(Records)
_____

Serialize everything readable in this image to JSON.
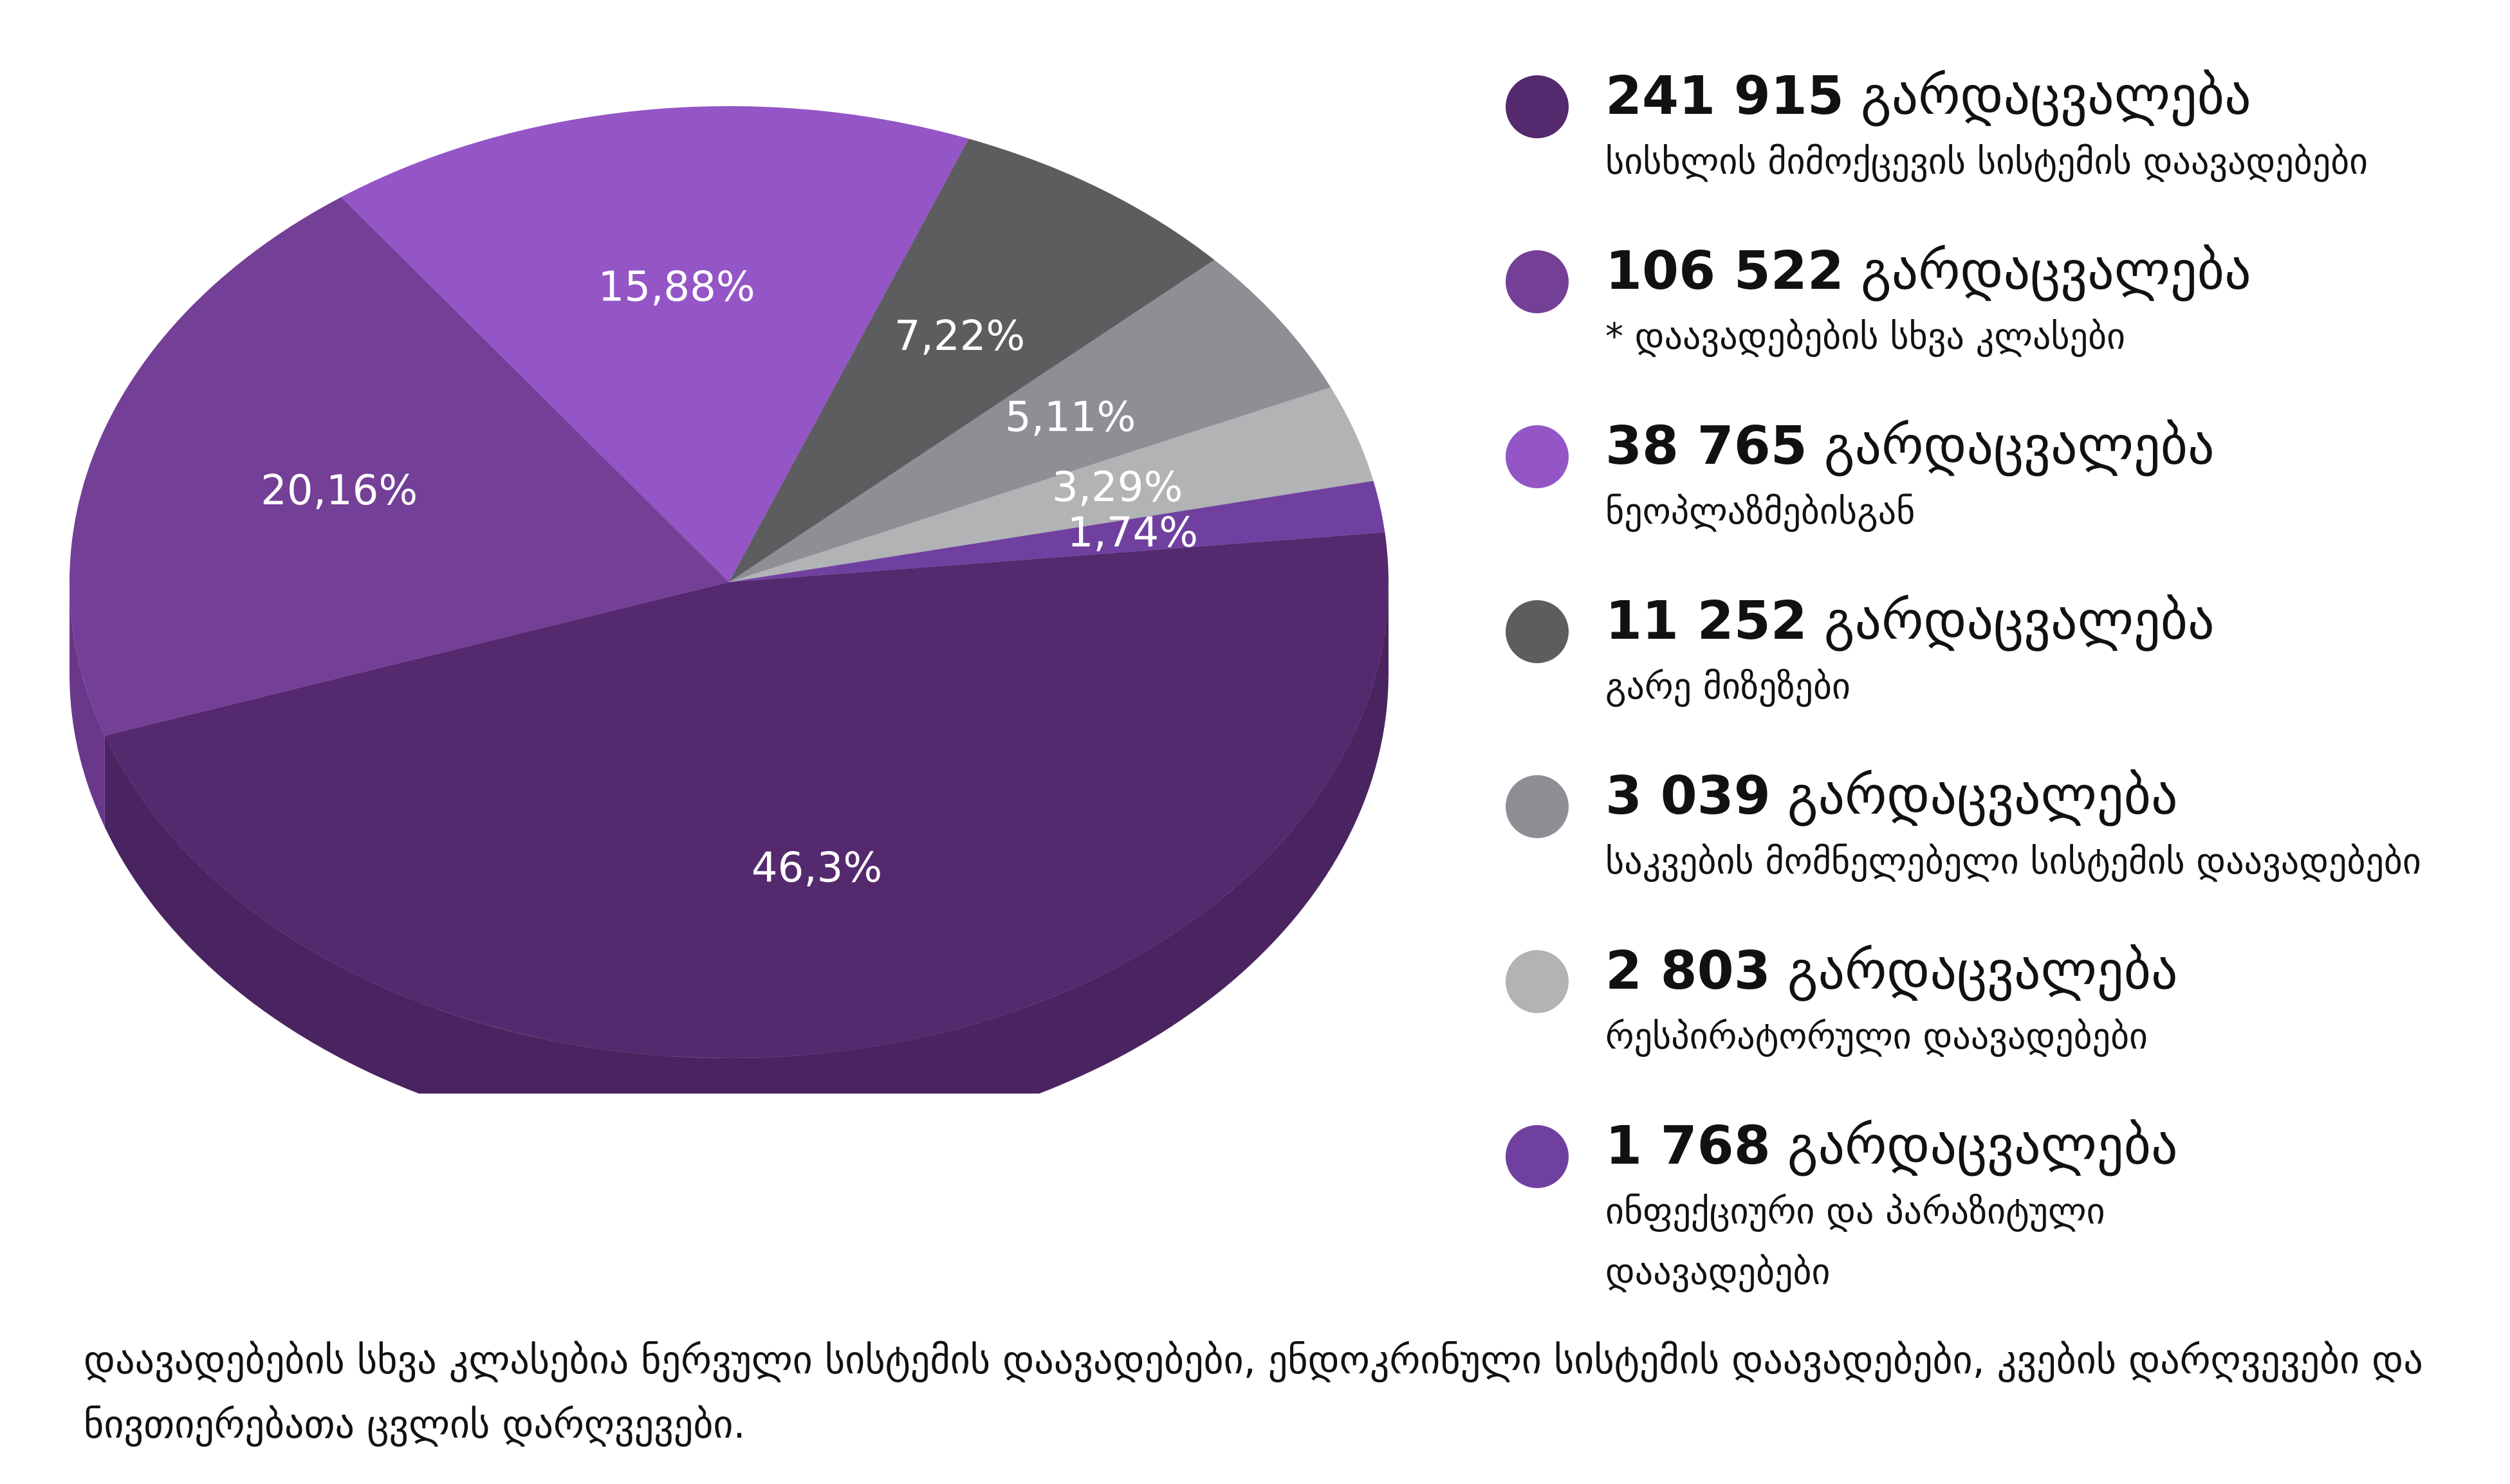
{
  "chart_data": {
    "type": "pie",
    "slices": [
      {
        "label": "46,3%",
        "value": 46.3,
        "color": "#54296d",
        "side_color": "#4a2460"
      },
      {
        "label": "20,16%",
        "value": 20.16,
        "color": "#743f97",
        "side_color": "#6a388a"
      },
      {
        "label": "15,88%",
        "value": 15.88,
        "color": "#9455c6",
        "side_color": "#854cb3"
      },
      {
        "label": "7,22%",
        "value": 7.22,
        "color": "#5d5d5f",
        "side_color": "#505052"
      },
      {
        "label": "5,11%",
        "value": 5.11,
        "color": "#8d8f94",
        "side_color": "#7d7f84"
      },
      {
        "label": "3,29%",
        "value": 3.29,
        "color": "#b1b3b5",
        "side_color": "#a0a2a4"
      },
      {
        "label": "1,74%",
        "value": 1.74,
        "color": "#7040a0",
        "side_color": "#643990"
      }
    ]
  },
  "legend": {
    "unit": "გარდაცვალება",
    "items": [
      {
        "value": "241 915",
        "description": "სისხლის მიმოქცევის სისტემის დაავადებები",
        "color": "#54296d"
      },
      {
        "value": "106 522",
        "description": "* დაავადებების სხვა კლასები",
        "color": "#743f97"
      },
      {
        "value": "38 765",
        "description": "ნეოპლაზმებისგან",
        "color": "#9455c6"
      },
      {
        "value": "11 252",
        "description": "გარე მიზეზები",
        "color": "#5d5d5f"
      },
      {
        "value": "3 039",
        "description": "საკვების მომნელებელი სისტემის დაავადებები",
        "color": "#8d8f94"
      },
      {
        "value": "2 803",
        "description": "რესპირატორული დაავადებები",
        "color": "#b1b3b5"
      },
      {
        "value": "1 768",
        "description": "ინფექციური და პარაზიტული დაავადებები",
        "color": "#7040a0"
      }
    ]
  },
  "footnote": "დაავადებების სხვა კლასებია ნერვული სისტემის დაავადებები, ენდოკრინული სისტემის დაავადებები, კვების დარღვევები და ნივთიერებათა ცვლის დარღვევები."
}
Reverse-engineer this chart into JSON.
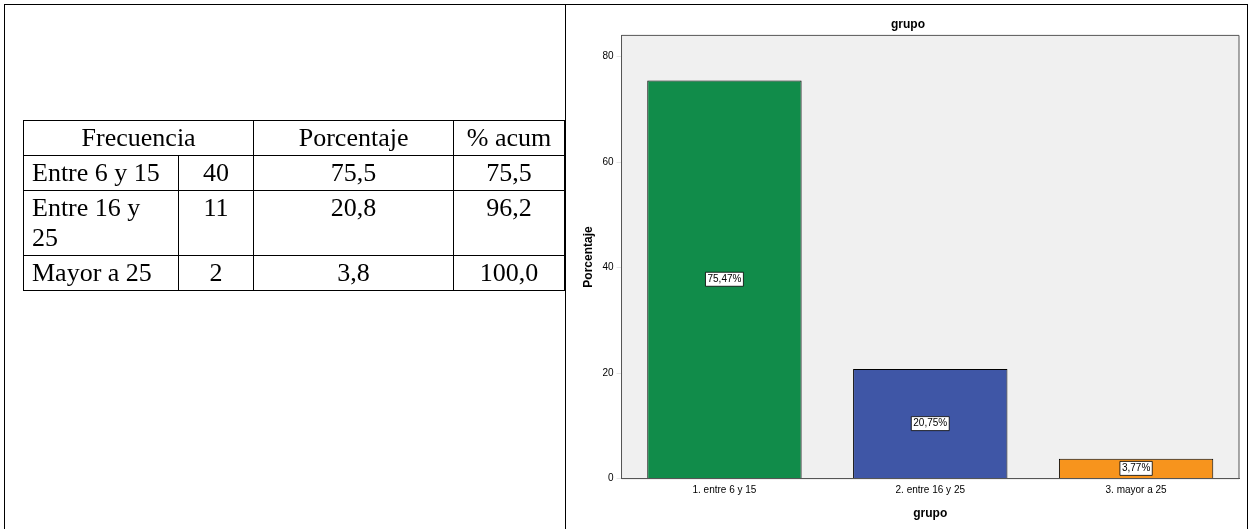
{
  "chart_data": [
    {
      "type": "other",
      "annotations": [
        "Frecuencia",
        "Porcentaje",
        "% acum",
        "Entre 6 y 15",
        "40",
        "75,5",
        "75,5",
        "Entre 16 y 25",
        "11",
        "20,8",
        "96,2",
        "Mayor a 25",
        "2",
        "3,8",
        "100,0"
      ]
    },
    {
      "type": "bar",
      "title": "grupo",
      "xlabel": "grupo",
      "ylabel": "Porcentaje",
      "categories": [
        "1. entre 6 y 15",
        "2. entre 16 y 25",
        "3. mayor a 25"
      ],
      "values": [
        75.47,
        20.75,
        3.77
      ],
      "colors": [
        "#118c4a",
        "#3f56a6",
        "#f7941d"
      ],
      "value_labels": [
        "75,47%",
        "20,75%",
        "3,77%"
      ],
      "ylim": [
        0,
        84
      ],
      "yticks": [
        0,
        20,
        40,
        60,
        80
      ],
      "grid": false,
      "legend": false
    }
  ]
}
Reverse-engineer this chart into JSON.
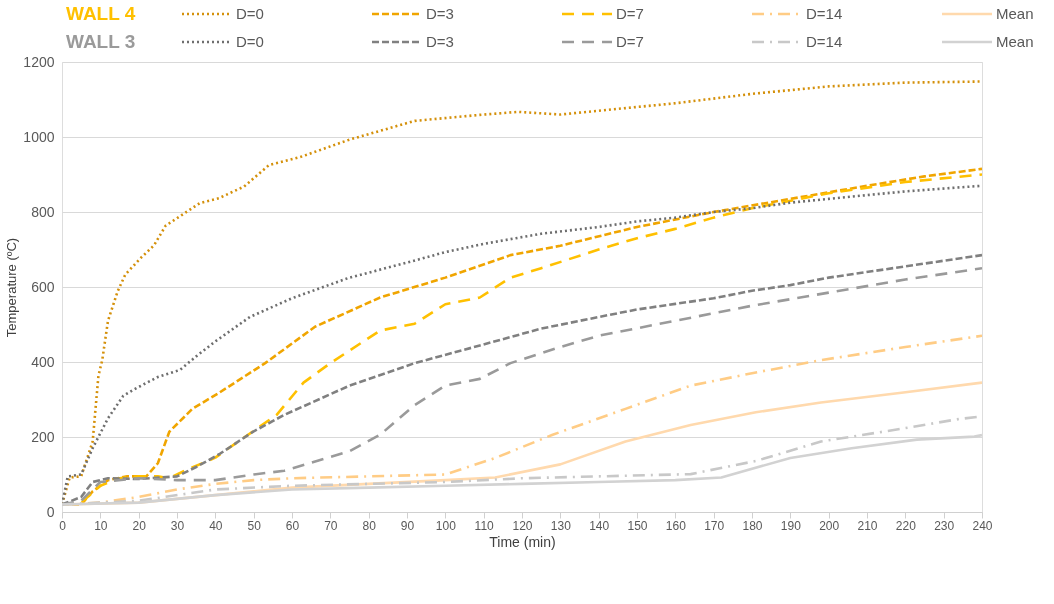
{
  "chart_data": {
    "type": "line",
    "xlabel": "Time (min)",
    "ylabel": "Temperature (ºC)",
    "annotations": [
      "WALL 4",
      "WALL 3"
    ],
    "xlim": [
      0,
      240
    ],
    "ylim": [
      0,
      1200
    ],
    "xticks": [
      0,
      10,
      20,
      30,
      40,
      50,
      60,
      70,
      80,
      90,
      100,
      110,
      120,
      130,
      140,
      150,
      160,
      170,
      180,
      190,
      200,
      210,
      220,
      230,
      240
    ],
    "yticks": [
      0,
      200,
      400,
      600,
      800,
      1000,
      1200
    ],
    "grid": "y",
    "legend": "top",
    "series": [
      {
        "name": "D=0",
        "color": "#d4900a",
        "line_style": "dotted",
        "x": [
          0,
          2,
          5,
          8,
          9.5,
          10.5,
          12,
          14.5,
          16.5,
          20.5,
          24,
          27,
          32,
          36,
          41,
          47.5,
          54,
          62,
          75,
          92,
          109,
          119,
          130,
          140,
          160,
          180,
          200,
          220,
          240
        ],
        "values": [
          20,
          92,
          95,
          188,
          363,
          405,
          510,
          588,
          633,
          677,
          711,
          763,
          797,
          824,
          837,
          868,
          925,
          946,
          993,
          1043,
          1059,
          1067,
          1060,
          1070,
          1090,
          1115,
          1135,
          1145,
          1148
        ]
      },
      {
        "name": "D=3",
        "color": "#f0a500",
        "line_style": "dashed",
        "x": [
          0,
          5,
          8,
          12,
          17,
          22,
          25,
          28,
          34,
          41,
          53,
          66,
          83,
          100,
          117,
          130,
          150,
          170,
          190,
          210,
          225,
          240
        ],
        "values": [
          20,
          20,
          55,
          85,
          95,
          95,
          130,
          214,
          275,
          318,
          397,
          494,
          572,
          625,
          685,
          710,
          760,
          800,
          835,
          870,
          895,
          915
        ]
      },
      {
        "name": "D=7",
        "color": "#ffc000",
        "line_style": "dashed",
        "x": [
          0,
          5,
          10,
          15,
          20,
          25,
          28,
          32,
          40,
          46,
          56,
          63,
          70,
          83,
          92,
          100,
          109,
          117,
          125,
          140,
          150,
          160,
          170,
          180,
          200,
          220,
          240
        ],
        "values": [
          20,
          25,
          70,
          90,
          95,
          95,
          90,
          110,
          145,
          188,
          259,
          345,
          397,
          484,
          502,
          554,
          572,
          625,
          650,
          700,
          730,
          755,
          785,
          810,
          850,
          880,
          900
        ]
      },
      {
        "name": "D=14",
        "color": "#ffcc85",
        "line_style": "dashed",
        "x": [
          0,
          10,
          20,
          30,
          40,
          50,
          60,
          80,
          100,
          113,
          128,
          147,
          164,
          180,
          198,
          220,
          238,
          240
        ],
        "values": [
          20,
          25,
          40,
          60,
          75,
          85,
          90,
          95,
          100,
          144,
          206,
          275,
          337,
          370,
          405,
          440,
          467,
          470
        ]
      },
      {
        "name": "Mean",
        "color": "#ffd9ad",
        "line_style": "solid",
        "x": [
          0,
          20,
          40,
          60,
          80,
          100,
          113,
          130,
          147,
          164,
          181,
          198,
          219,
          240
        ],
        "values": [
          20,
          25,
          45,
          65,
          75,
          85,
          92,
          127,
          188,
          232,
          266,
          292,
          318,
          345
        ]
      },
      {
        "name": "D=0",
        "color": "#6e6e6e",
        "line_style": "dotted",
        "x": [
          0,
          1.5,
          5,
          8,
          12,
          16,
          18.8,
          25,
          30.8,
          35,
          40,
          49,
          60,
          75,
          90,
          100,
          110,
          125,
          140,
          150,
          160,
          170,
          180,
          190,
          200,
          220,
          240
        ],
        "values": [
          20,
          95,
          100,
          170,
          250,
          310,
          327,
          360,
          379,
          415,
          455,
          520,
          570,
          625,
          665,
          693,
          715,
          742,
          760,
          775,
          785,
          800,
          810,
          825,
          835,
          855,
          870
        ]
      },
      {
        "name": "D=3",
        "color": "#808080",
        "line_style": "dashed",
        "x": [
          0,
          5,
          8,
          12,
          20,
          30,
          35,
          41,
          50,
          58,
          75,
          92,
          109,
          125,
          140,
          150,
          160,
          170,
          180,
          190,
          200,
          220,
          240
        ],
        "values": [
          20,
          40,
          80,
          90,
          88,
          95,
          120,
          154,
          215,
          259,
          337,
          397,
          444,
          489,
          520,
          540,
          555,
          570,
          590,
          605,
          625,
          655,
          685
        ]
      },
      {
        "name": "D=7",
        "color": "#9a9a9a",
        "line_style": "dashed",
        "x": [
          0,
          5,
          10,
          20,
          30,
          40,
          50,
          58,
          75,
          83,
          92,
          100,
          109,
          117,
          130,
          140,
          150,
          160,
          170,
          180,
          200,
          220,
          240
        ],
        "values": [
          20,
          30,
          80,
          90,
          85,
          85,
          100,
          110,
          162,
          206,
          285,
          337,
          355,
          397,
          440,
          470,
          490,
          510,
          530,
          550,
          585,
          620,
          650
        ]
      },
      {
        "name": "D=14",
        "color": "#c8c8c8",
        "line_style": "dashed",
        "x": [
          0,
          20,
          40,
          60,
          100,
          120,
          140,
          164,
          181,
          198,
          219,
          234,
          240
        ],
        "values": [
          20,
          30,
          60,
          70,
          80,
          90,
          95,
          101,
          136,
          188,
          222,
          248,
          255
        ]
      },
      {
        "name": "Mean",
        "color": "#d2d2d2",
        "line_style": "solid",
        "x": [
          0,
          20,
          40,
          60,
          80,
          100,
          120,
          140,
          160,
          172,
          190,
          206,
          223,
          238,
          240
        ],
        "values": [
          20,
          25,
          45,
          60,
          65,
          70,
          75,
          80,
          85,
          92,
          144,
          170,
          193,
          201,
          205
        ]
      }
    ]
  }
}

_____

_REQUIREMENT:_ Each line with the string "type" in it needs to be found and copied.

_OUTPUT FOR THIS EXERCISE:_
    "type": "pie",
      "type": "other",
      "type": "bar",
    "type": "line",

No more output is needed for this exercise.